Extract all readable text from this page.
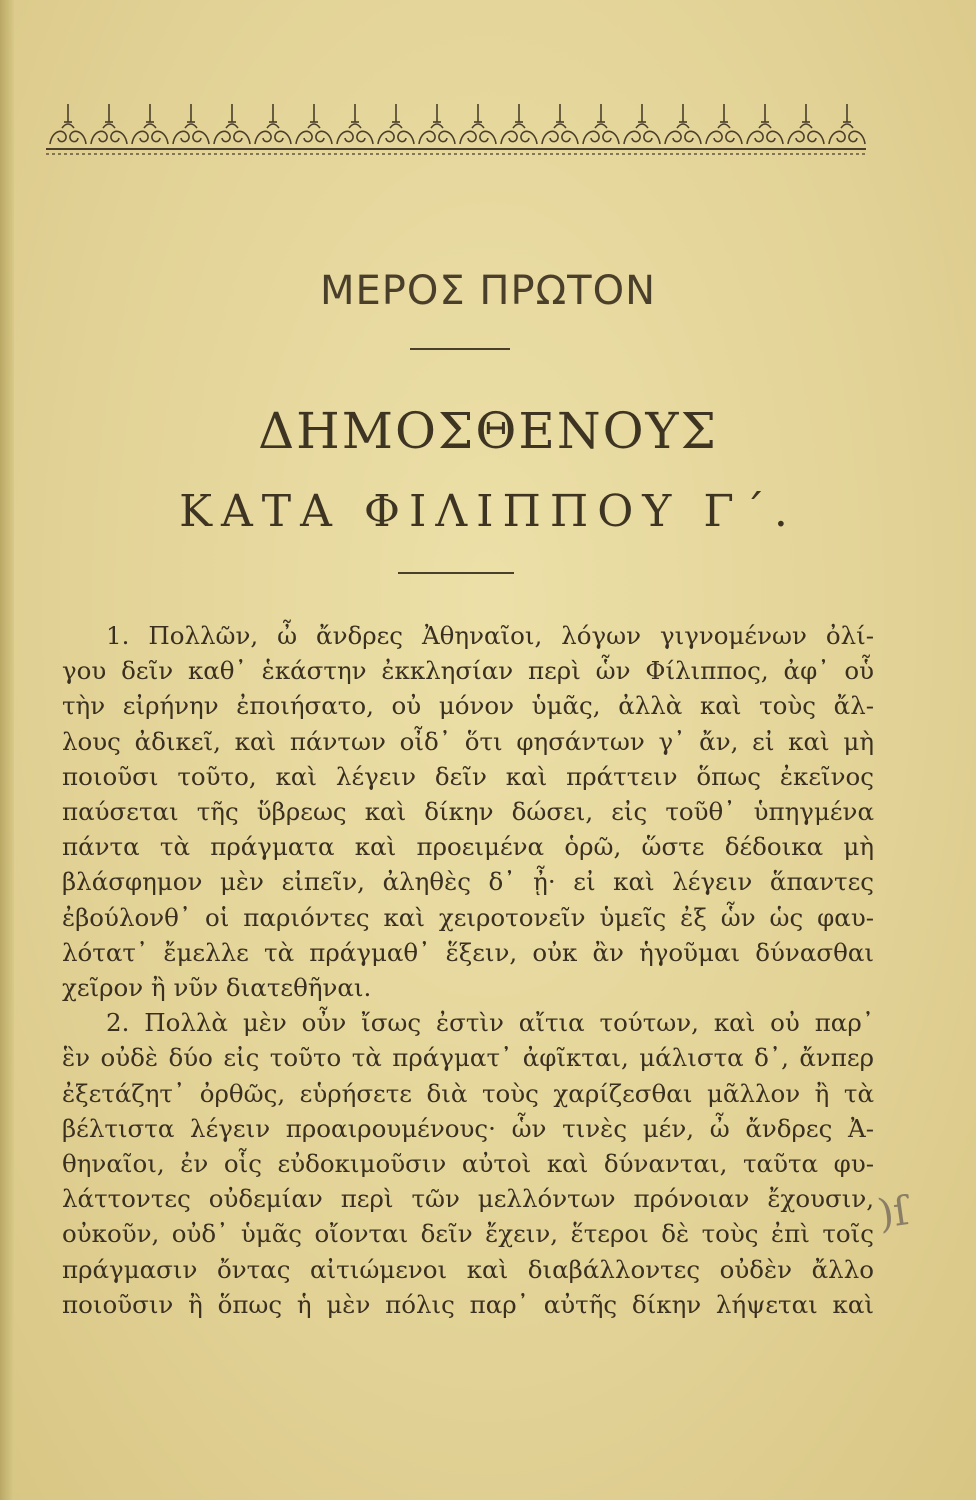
ΜΕΡΟΣ ΠΡΩΤΟΝ
ΔΗΜΟΣΘΕΝΟΥΣ
ΚΑΤΑ ΦΙΛΙΠΠΟΥ Γ΄.
1. Πολλῶν, ὦ ἄνδρες Ἀθηναῖοι, λόγων γιγνομένων ὀλί-
γου δεῖν καθ᾿ ἑκάστην ἐκκλησίαν περὶ ὧν Φίλιππος, ἀφ᾿ οὗ
τὴν εἰρήνην ἐποιήσατο, οὐ μόνον ὑμᾶς, ἀλλὰ καὶ τοὺς ἄλ-
λους ἀδικεῖ, καὶ πάντων οἶδ᾿ ὅτι φησάντων γ᾿ ἄν, εἰ καὶ μὴ
ποιοῦσι τοῦτο, καὶ λέγειν δεῖν καὶ πράττειν ὅπως ἐκεῖνος
παύσεται τῆς ὕβρεως καὶ δίκην δώσει, εἰς τοῦθ᾿ ὑπηγμένα
πάντα τὰ πράγματα καὶ προειμένα ὁρῶ, ὥστε δέδοικα μὴ
βλάσφημον μὲν εἰπεῖν, ἀληθὲς δ᾿ ᾖ· εἰ καὶ λέγειν ἅπαντες
ἐβούλονθ᾿ οἱ παριόντες καὶ χειροτονεῖν ὑμεῖς ἐξ ὧν ὡς φαυ-
λότατ᾿ ἔμελλε τὰ πράγμαθ᾿ ἕξειν, οὐκ ἂν ἡγοῦμαι δύνασθαι
χεῖρον ἢ νῦν διατεθῆναι.
2. Πολλὰ μὲν οὖν ἴσως ἐστὶν αἴτια τούτων, καὶ οὐ παρ᾿
ἓν οὐδὲ δύο εἰς τοῦτο τὰ πράγματ᾿ ἀφῖκται, μάλιστα δ᾿, ἄνπερ
ἐξετάζητ᾿ ὀρθῶς, εὑρήσετε διὰ τοὺς χαρίζεσθαι μᾶλλον ἢ τὰ
βέλτιστα λέγειν προαιρουμένους· ὧν τινὲς μέν, ὦ ἄνδρες Ἀ-
θηναῖοι, ἐν οἷς εὐδοκιμοῦσιν αὐτοὶ καὶ δύνανται, ταῦτα φυ-
λάττοντες οὐδεμίαν περὶ τῶν μελλόντων πρόνοιαν ἔχουσιν,
οὐκοῦν, οὐδ᾿ ὑμᾶς οἴονται δεῖν ἔχειν, ἕτεροι δὲ τοὺς ἐπὶ τοῖς
πράγμασιν ὄντας αἰτιώμενοι καὶ διαβάλλοντες οὐδὲν ἄλλο
ποιοῦσιν ἢ ὅπως ἡ μὲν πόλις παρ᾿ αὐτῆς δίκην λήψεται καὶ
)ſ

▸ **DIRECTIONS FOR THIS TASK**: Pictures are to be left out; the records above must be repeated word for word.

▸ **ANSWER FOR THIS EXERCISE**:
Extract all readable text from this page.
ΜΕΡΟΣ ΠΡΩΤΟΝ
ΔΗΜΟΣΘΕΝΟΥΣ
ΚΑΤΑ ΦΙΛΙΠΠΟΥ Γ΄.
1. Πολλῶν, ὦ ἄνδρες Ἀθηναῖοι, λόγων γιγνομένων ὀλί-
γου δεῖν καθ᾿ ἑκάστην ἐκκλησίαν περὶ ὧν Φίλιππος, ἀφ᾿ οὗ
τὴν εἰρήνην ἐποιήσατο, οὐ μόνον ὑμᾶς, ἀλλὰ καὶ τοὺς ἄλ-
λους ἀδικεῖ, καὶ πάντων οἶδ᾿ ὅτι φησάντων γ᾿ ἄν, εἰ καὶ μὴ
ποιοῦσι τοῦτο, καὶ λέγειν δεῖν καὶ πράττειν ὅπως ἐκεῖνος
παύσεται τῆς ὕβρεως καὶ δίκην δώσει, εἰς τοῦθ᾿ ὑπηγμένα
πάντα τὰ πράγματα καὶ προειμένα ὁρῶ, ὥστε δέδοικα μὴ
βλάσφημον μὲν εἰπεῖν, ἀληθὲς δ᾿ ᾖ· εἰ καὶ λέγειν ἅπαντες
ἐβούλονθ᾿ οἱ παριόντες καὶ χειροτονεῖν ὑμεῖς ἐξ ὧν ὡς φαυ-
λότατ᾿ ἔμελλε τὰ πράγμαθ᾿ ἕξειν, οὐκ ἂν ἡγοῦμαι δύνασθαι
χεῖρον ἢ νῦν διατεθῆναι.
2. Πολλὰ μὲν οὖν ἴσως ἐστὶν αἴτια τούτων, καὶ οὐ παρ᾿
ἓν οὐδὲ δύο εἰς τοῦτο τὰ πράγματ᾿ ἀφῖκται, μάλιστα δ᾿, ἄνπερ
ἐξετάζητ᾿ ὀρθῶς, εὑρήσετε διὰ τοὺς χαρίζεσθαι μᾶλλον ἢ τὰ
βέλτιστα λέγειν προαιρουμένους· ὧν τινὲς μέν, ὦ ἄνδρες Ἀ-
θηναῖοι, ἐν οἷς εὐδοκιμοῦσιν αὐτοὶ καὶ δύνανται, ταῦτα φυ-
λάττοντες οὐδεμίαν περὶ τῶν μελλόντων πρόνοιαν ἔχουσιν,
οὐκοῦν, οὐδ᾿ ὑμᾶς οἴονται δεῖν ἔχειν, ἕτεροι δὲ τοὺς ἐπὶ τοῖς
πράγμασιν ὄντας αἰτιώμενοι καὶ διαβάλλοντες οὐδὲν ἄλλο
ποιοῦσιν ἢ ὅπως ἡ μὲν πόλις παρ᾿ αὐτῆς δίκην λήψεται καὶ
)ſ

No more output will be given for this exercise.